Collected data
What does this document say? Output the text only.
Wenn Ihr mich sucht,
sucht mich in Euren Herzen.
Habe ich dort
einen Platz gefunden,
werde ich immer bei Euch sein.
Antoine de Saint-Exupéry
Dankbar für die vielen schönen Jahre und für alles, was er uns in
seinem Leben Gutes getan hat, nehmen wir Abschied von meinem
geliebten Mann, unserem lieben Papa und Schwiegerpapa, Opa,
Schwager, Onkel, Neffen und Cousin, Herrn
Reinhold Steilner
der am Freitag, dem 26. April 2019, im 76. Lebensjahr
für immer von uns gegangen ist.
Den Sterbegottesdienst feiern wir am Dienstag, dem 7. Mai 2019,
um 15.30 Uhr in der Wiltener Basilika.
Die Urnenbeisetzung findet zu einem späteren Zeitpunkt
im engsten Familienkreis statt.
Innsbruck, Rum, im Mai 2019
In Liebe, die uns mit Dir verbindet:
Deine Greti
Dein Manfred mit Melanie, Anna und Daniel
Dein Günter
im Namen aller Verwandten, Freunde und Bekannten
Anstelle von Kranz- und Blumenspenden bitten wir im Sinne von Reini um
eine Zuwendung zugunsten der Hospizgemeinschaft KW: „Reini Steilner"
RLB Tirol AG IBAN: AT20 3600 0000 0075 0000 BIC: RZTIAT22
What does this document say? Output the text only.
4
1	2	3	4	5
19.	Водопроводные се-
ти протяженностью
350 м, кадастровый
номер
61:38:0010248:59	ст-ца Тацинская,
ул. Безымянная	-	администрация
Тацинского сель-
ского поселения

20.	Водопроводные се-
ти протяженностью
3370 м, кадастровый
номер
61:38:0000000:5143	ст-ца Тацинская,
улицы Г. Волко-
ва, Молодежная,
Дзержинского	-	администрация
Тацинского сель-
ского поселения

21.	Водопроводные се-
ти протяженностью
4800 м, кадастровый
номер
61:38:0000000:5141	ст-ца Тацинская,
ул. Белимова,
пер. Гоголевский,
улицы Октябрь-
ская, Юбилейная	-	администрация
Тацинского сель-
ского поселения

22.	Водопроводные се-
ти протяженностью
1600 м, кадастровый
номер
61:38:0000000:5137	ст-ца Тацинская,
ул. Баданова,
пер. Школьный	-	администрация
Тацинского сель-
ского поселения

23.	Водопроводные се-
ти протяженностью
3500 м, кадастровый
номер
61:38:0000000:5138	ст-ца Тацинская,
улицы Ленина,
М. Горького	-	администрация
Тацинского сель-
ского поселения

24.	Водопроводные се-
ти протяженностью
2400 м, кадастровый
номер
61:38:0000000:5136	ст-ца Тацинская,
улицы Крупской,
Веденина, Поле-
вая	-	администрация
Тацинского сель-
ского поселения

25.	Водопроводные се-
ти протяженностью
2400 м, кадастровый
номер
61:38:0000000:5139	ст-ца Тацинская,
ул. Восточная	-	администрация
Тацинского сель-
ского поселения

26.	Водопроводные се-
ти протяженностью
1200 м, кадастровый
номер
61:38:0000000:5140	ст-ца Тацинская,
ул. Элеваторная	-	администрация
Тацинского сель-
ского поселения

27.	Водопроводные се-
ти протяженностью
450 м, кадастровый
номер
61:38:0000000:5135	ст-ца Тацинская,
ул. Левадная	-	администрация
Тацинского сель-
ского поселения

* * *

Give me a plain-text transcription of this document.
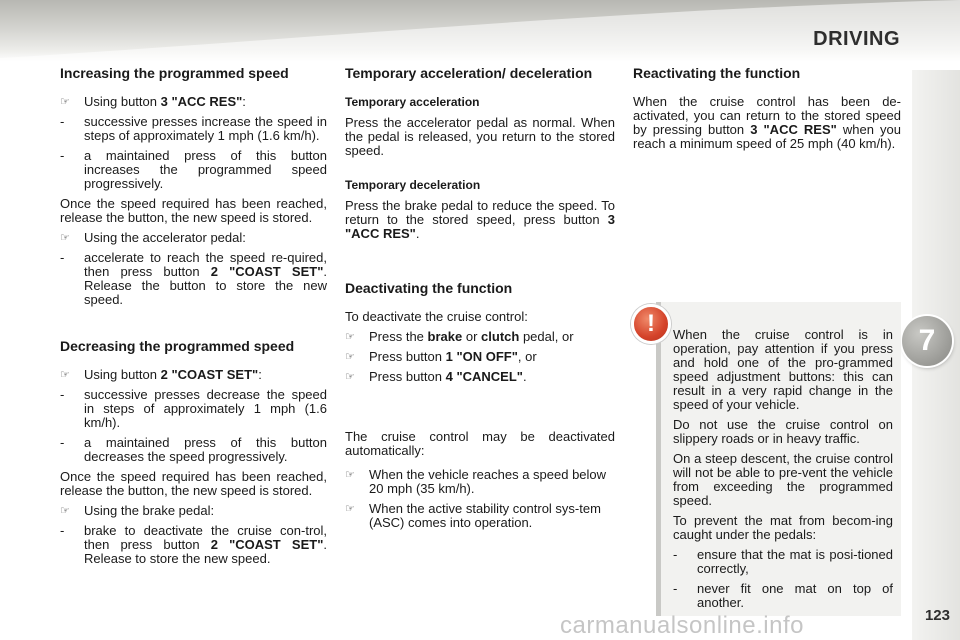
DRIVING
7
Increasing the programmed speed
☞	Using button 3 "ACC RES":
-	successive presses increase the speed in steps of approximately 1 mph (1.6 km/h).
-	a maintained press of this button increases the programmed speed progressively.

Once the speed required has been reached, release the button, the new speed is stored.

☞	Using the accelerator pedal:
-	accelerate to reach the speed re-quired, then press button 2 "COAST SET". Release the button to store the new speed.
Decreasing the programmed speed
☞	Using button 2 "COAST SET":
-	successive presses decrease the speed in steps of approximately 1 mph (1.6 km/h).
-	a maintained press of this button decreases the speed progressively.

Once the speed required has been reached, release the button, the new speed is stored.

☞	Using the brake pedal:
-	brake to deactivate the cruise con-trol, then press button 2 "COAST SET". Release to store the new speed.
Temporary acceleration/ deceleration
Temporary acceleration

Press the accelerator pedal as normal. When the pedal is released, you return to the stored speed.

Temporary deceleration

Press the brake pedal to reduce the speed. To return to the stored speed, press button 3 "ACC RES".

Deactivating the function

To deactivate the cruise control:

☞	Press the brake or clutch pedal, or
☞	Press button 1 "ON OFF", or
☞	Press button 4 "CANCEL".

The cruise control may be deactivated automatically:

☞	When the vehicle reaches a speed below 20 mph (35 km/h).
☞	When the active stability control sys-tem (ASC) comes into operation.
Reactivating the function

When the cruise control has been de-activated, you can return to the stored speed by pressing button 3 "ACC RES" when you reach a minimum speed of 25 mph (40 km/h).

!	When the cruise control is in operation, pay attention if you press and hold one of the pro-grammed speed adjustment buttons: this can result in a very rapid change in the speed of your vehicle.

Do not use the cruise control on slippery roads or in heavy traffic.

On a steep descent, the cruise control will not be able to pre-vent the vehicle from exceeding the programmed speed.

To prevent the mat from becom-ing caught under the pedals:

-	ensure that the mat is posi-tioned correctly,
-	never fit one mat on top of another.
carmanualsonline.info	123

## Problem
Spot every line that holds "Using" and copy it.

## Task result
☞	Using button 3 "ACC RES":
☞	Using the accelerator pedal:
☞	Using button 2 "COAST SET":
☞	Using the brake pedal:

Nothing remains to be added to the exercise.